#### Task directions:
Write every record out again exactly, and keep images out of it.

[Items listed in a dataset]
-----
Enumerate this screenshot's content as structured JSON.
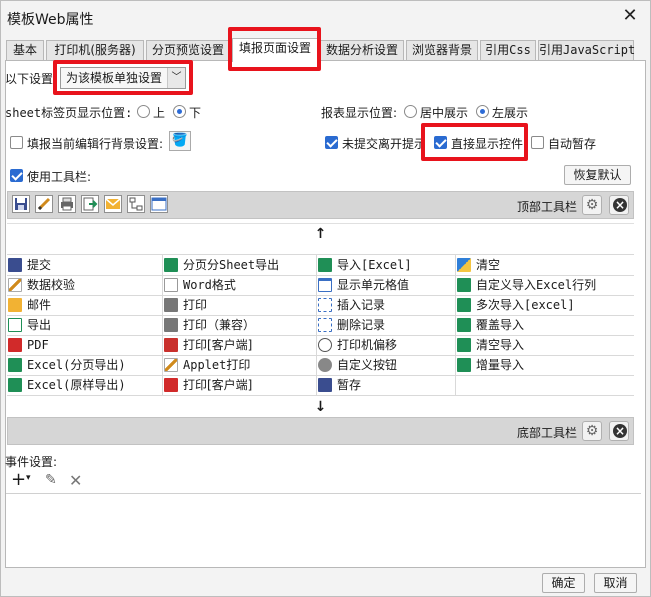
{
  "window": {
    "title": "模板Web属性"
  },
  "tabs": [
    {
      "label": "基本"
    },
    {
      "label": "打印机(服务器)"
    },
    {
      "label": "分页预览设置"
    },
    {
      "label": "填报页面设置"
    },
    {
      "label": "数据分析设置"
    },
    {
      "label": "浏览器背景"
    },
    {
      "label": "引用Css"
    },
    {
      "label": "引用JavaScript"
    }
  ],
  "active_tab": "填报页面设置",
  "settings": {
    "scope_label": "以下设置",
    "scope_value": "为该模板单独设置",
    "sheet_pos_label": "sheet标签页显示位置:",
    "sheet_pos_top": "上",
    "sheet_pos_bottom": "下",
    "sheet_pos_selected": "下",
    "report_pos_label": "报表显示位置:",
    "report_pos_center": "居中展示",
    "report_pos_left": "左展示",
    "report_pos_selected": "左展示",
    "fill_bg_label": "填报当前编辑行背景设置:",
    "fill_bg_checked": false,
    "unsubmitted_label": "未提交离开提示",
    "unsubmitted_checked": true,
    "direct_show_label": "直接显示控件",
    "direct_show_checked": true,
    "autosave_label": "自动暂存",
    "autosave_checked": false,
    "use_toolbar_label": "使用工具栏:",
    "use_toolbar_checked": true,
    "restore_default": "恢复默认"
  },
  "top_toolbar": {
    "label": "顶部工具栏",
    "icons": [
      "save-icon",
      "pencil-icon",
      "printer-icon",
      "export-icon",
      "mail-icon",
      "node-icon",
      "window-icon"
    ]
  },
  "bottom_toolbar": {
    "label": "底部工具栏"
  },
  "buttons_grid": [
    [
      {
        "label": "提交",
        "icon": "save-icon"
      },
      {
        "label": "分页分Sheet导出",
        "icon": "excel-icon"
      },
      {
        "label": "导入[Excel]",
        "icon": "excel-icon"
      },
      {
        "label": "清空",
        "icon": "eraser-icon"
      }
    ],
    [
      {
        "label": "数据校验",
        "icon": "pencil-icon"
      },
      {
        "label": "Word格式",
        "icon": "word-icon"
      },
      {
        "label": "显示单元格值",
        "icon": "window-icon"
      },
      {
        "label": "自定义导入Excel行列",
        "icon": "excel-icon"
      }
    ],
    [
      {
        "label": "邮件",
        "icon": "mail-icon"
      },
      {
        "label": "打印",
        "icon": "printer-icon"
      },
      {
        "label": "插入记录",
        "icon": "node-icon"
      },
      {
        "label": "多次导入[excel]",
        "icon": "excel-icon"
      }
    ],
    [
      {
        "label": "导出",
        "icon": "export-icon"
      },
      {
        "label": "打印（兼容）",
        "icon": "printer-icon"
      },
      {
        "label": "删除记录",
        "icon": "node-icon"
      },
      {
        "label": "覆盖导入",
        "icon": "excel-icon"
      }
    ],
    [
      {
        "label": "PDF",
        "icon": "pdf-icon"
      },
      {
        "label": "打印[客户端]",
        "icon": "flash-icon"
      },
      {
        "label": "打印机偏移",
        "icon": "move-icon"
      },
      {
        "label": "清空导入",
        "icon": "excel-icon"
      }
    ],
    [
      {
        "label": "Excel(分页导出)",
        "icon": "excel-icon"
      },
      {
        "label": "Applet打印",
        "icon": "pencil-icon"
      },
      {
        "label": "自定义按钮",
        "icon": "gear-icon"
      },
      {
        "label": "增量导入",
        "icon": "excel-icon"
      }
    ],
    [
      {
        "label": "Excel(原样导出)",
        "icon": "excel-icon"
      },
      {
        "label": "打印[客户端]",
        "icon": "pdf-icon"
      },
      {
        "label": "暂存",
        "icon": "save-icon"
      },
      {
        "label": "",
        "icon": ""
      }
    ]
  ],
  "events": {
    "label": "事件设置:"
  },
  "footer": {
    "ok": "确定",
    "cancel": "取消"
  },
  "colors": {
    "highlight": "#e8131c",
    "check_blue": "#2a6bd1",
    "excel_green": "#1f8f56"
  }
}
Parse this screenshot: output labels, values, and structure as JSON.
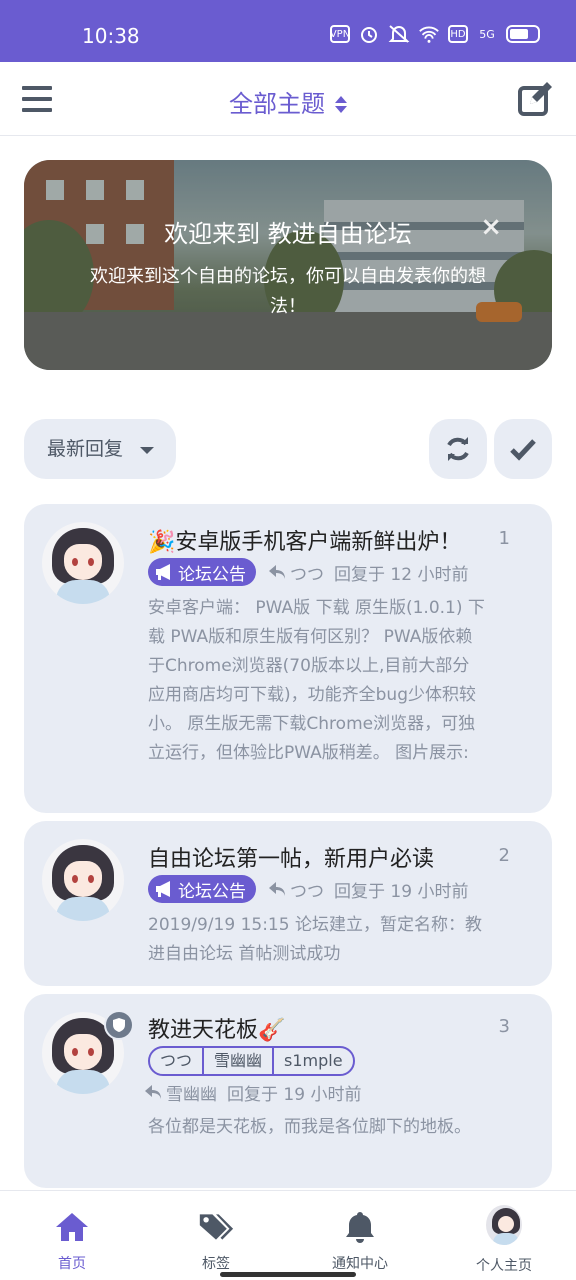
{
  "status": {
    "time": "10:38",
    "icons": [
      "vpn-icon",
      "alarm-icon",
      "mute-icon",
      "wifi-icon",
      "hd-icon",
      "5g-signal-icon",
      "battery-icon"
    ],
    "vpn_label": "VPN",
    "hd_label": "HD",
    "network_label": "5G"
  },
  "header": {
    "title": "全部主题",
    "colors": {
      "accent": "#6a5cd0",
      "icon": "#4e5866"
    }
  },
  "banner": {
    "title": "欢迎来到 教进自由论坛",
    "text": "欢迎来到这个自由的论坛，你可以自由发表你的想法！",
    "close": "×"
  },
  "toolbar": {
    "sort_label": "最新回复"
  },
  "posts": [
    {
      "title": "🎉安卓版手机客户端新鲜出炉！",
      "number": "1",
      "tag": "论坛公告",
      "reply_author": "つつ",
      "reply_text": "回复于 12 小时前",
      "excerpt": "安卓客户端： PWA版 下载 原生版(1.0.1) 下载 PWA版和原生版有何区别？ PWA版依赖于Chrome浏览器(70版本以上,目前大部分应用商店均可下载)，功能齐全bug少体积较小。 原生版无需下载Chrome浏览器，可独立运行，但体验比PWA版稍差。 图片展示:"
    },
    {
      "title": "自由论坛第一帖，新用户必读",
      "number": "2",
      "tag": "论坛公告",
      "reply_author": "つつ",
      "reply_text": "回复于 19 小时前",
      "excerpt": "2019/9/19 15:15 论坛建立，暂定名称：教进自由论坛 首帖测试成功"
    },
    {
      "title": "教进天花板🎸",
      "number": "3",
      "tags": [
        "つつ",
        "雪幽幽",
        "s1mple"
      ],
      "reply_author": "雪幽幽",
      "reply_text": "回复于 19 小时前",
      "excerpt": "各位都是天花板，而我是各位脚下的地板。"
    }
  ],
  "nav": {
    "home": "首页",
    "tags": "标签",
    "notifications": "通知中心",
    "profile": "个人主页"
  }
}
-----
#### Full answer:
Enumerate this screenshot's content as structured JSON.
{
  "window": {
    "title": "模板Web属性"
  },
  "tabs": [
    {
      "label": "基本"
    },
    {
      "label": "打印机(服务器)"
    },
    {
      "label": "分页预览设置"
    },
    {
      "label": "填报页面设置"
    },
    {
      "label": "数据分析设置"
    },
    {
      "label": "浏览器背景"
    },
    {
      "label": "引用Css"
    },
    {
      "label": "引用JavaScript"
    }
  ],
  "active_tab": "填报页面设置",
  "settings": {
    "scope_label": "以下设置",
    "scope_value": "为该模板单独设置",
    "sheet_pos_label": "sheet标签页显示位置:",
    "sheet_pos_top": "上",
    "sheet_pos_bottom": "下",
    "sheet_pos_selected": "下",
    "report_pos_label": "报表显示位置:",
    "report_pos_center": "居中展示",
    "report_pos_left": "左展示",
    "report_pos_selected": "左展示",
    "fill_bg_label": "填报当前编辑行背景设置:",
    "fill_bg_checked": false,
    "unsubmitted_label": "未提交离开提示",
    "unsubmitted_checked": true,
    "direct_show_label": "直接显示控件",
    "direct_show_checked": true,
    "autosave_label": "自动暂存",
    "autosave_checked": false,
    "use_toolbar_label": "使用工具栏:",
    "use_toolbar_checked": true,
    "restore_default": "恢复默认"
  },
  "top_toolbar": {
    "label": "顶部工具栏",
    "icons": [
      "save-icon",
      "pencil-icon",
      "printer-icon",
      "export-icon",
      "mail-icon",
      "node-icon",
      "window-icon"
    ]
  },
  "bottom_toolbar": {
    "label": "底部工具栏"
  },
  "buttons_grid": [
    [
      {
        "label": "提交",
        "icon": "save-icon"
      },
      {
        "label": "分页分Sheet导出",
        "icon": "excel-icon"
      },
      {
        "label": "导入[Excel]",
        "icon": "excel-icon"
      },
      {
        "label": "清空",
        "icon": "eraser-icon"
      }
    ],
    [
      {
        "label": "数据校验",
        "icon": "pencil-icon"
      },
      {
        "label": "Word格式",
        "icon": "word-icon"
      },
      {
        "label": "显示单元格值",
        "icon": "window-icon"
      },
      {
        "label": "自定义导入Excel行列",
        "icon": "excel-icon"
      }
    ],
    [
      {
        "label": "邮件",
        "icon": "mail-icon"
      },
      {
        "label": "打印",
        "icon": "printer-icon"
      },
      {
        "label": "插入记录",
        "icon": "node-icon"
      },
      {
        "label": "多次导入[excel]",
        "icon": "excel-icon"
      }
    ],
    [
      {
        "label": "导出",
        "icon": "export-icon"
      },
      {
        "label": "打印（兼容）",
        "icon": "printer-icon"
      },
      {
        "label": "删除记录",
        "icon": "node-icon"
      },
      {
        "label": "覆盖导入",
        "icon": "excel-icon"
      }
    ],
    [
      {
        "label": "PDF",
        "icon": "pdf-icon"
      },
      {
        "label": "打印[客户端]",
        "icon": "flash-icon"
      },
      {
        "label": "打印机偏移",
        "icon": "move-icon"
      },
      {
        "label": "清空导入",
        "icon": "excel-icon"
      }
    ],
    [
      {
        "label": "Excel(分页导出)",
        "icon": "excel-icon"
      },
      {
        "label": "Applet打印",
        "icon": "pencil-icon"
      },
      {
        "label": "自定义按钮",
        "icon": "gear-icon"
      },
      {
        "label": "增量导入",
        "icon": "excel-icon"
      }
    ],
    [
      {
        "label": "Excel(原样导出)",
        "icon": "excel-icon"
      },
      {
        "label": "打印[客户端]",
        "icon": "pdf-icon"
      },
      {
        "label": "暂存",
        "icon": "save-icon"
      },
      {
        "label": "",
        "icon": ""
      }
    ]
  ],
  "events": {
    "label": "事件设置:"
  },
  "footer": {
    "ok": "确定",
    "cancel": "取消"
  },
  "colors": {
    "highlight": "#e8131c",
    "check_blue": "#2a6bd1",
    "excel_green": "#1f8f56"
  }
}
Parse this screenshot: output labels, values, and structure as JSON.
{
  "status": {
    "time": "10:38",
    "icons": [
      "vpn-icon",
      "alarm-icon",
      "mute-icon",
      "wifi-icon",
      "hd-icon",
      "5g-signal-icon",
      "battery-icon"
    ],
    "vpn_label": "VPN",
    "hd_label": "HD",
    "network_label": "5G"
  },
  "header": {
    "title": "全部主题",
    "colors": {
      "accent": "#6a5cd0",
      "icon": "#4e5866"
    }
  },
  "banner": {
    "title": "欢迎来到 教进自由论坛",
    "text": "欢迎来到这个自由的论坛，你可以自由发表你的想法！",
    "close": "×"
  },
  "toolbar": {
    "sort_label": "最新回复"
  },
  "posts": [
    {
      "title": "🎉安卓版手机客户端新鲜出炉！",
      "number": "1",
      "tag": "论坛公告",
      "reply_author": "つつ",
      "reply_text": "回复于 12 小时前",
      "excerpt": "安卓客户端： PWA版 下载 原生版(1.0.1) 下载 PWA版和原生版有何区别？ PWA版依赖于Chrome浏览器(70版本以上,目前大部分应用商店均可下载)，功能齐全bug少体积较小。 原生版无需下载Chrome浏览器，可独立运行，但体验比PWA版稍差。 图片展示:"
    },
    {
      "title": "自由论坛第一帖，新用户必读",
      "number": "2",
      "tag": "论坛公告",
      "reply_author": "つつ",
      "reply_text": "回复于 19 小时前",
      "excerpt": "2019/9/19 15:15 论坛建立，暂定名称：教进自由论坛 首帖测试成功"
    },
    {
      "title": "教进天花板🎸",
      "number": "3",
      "tags": [
        "つつ",
        "雪幽幽",
        "s1mple"
      ],
      "reply_author": "雪幽幽",
      "reply_text": "回复于 19 小时前",
      "excerpt": "各位都是天花板，而我是各位脚下的地板。"
    }
  ],
  "nav": {
    "home": "首页",
    "tags": "标签",
    "notifications": "通知中心",
    "profile": "个人主页"
  }
}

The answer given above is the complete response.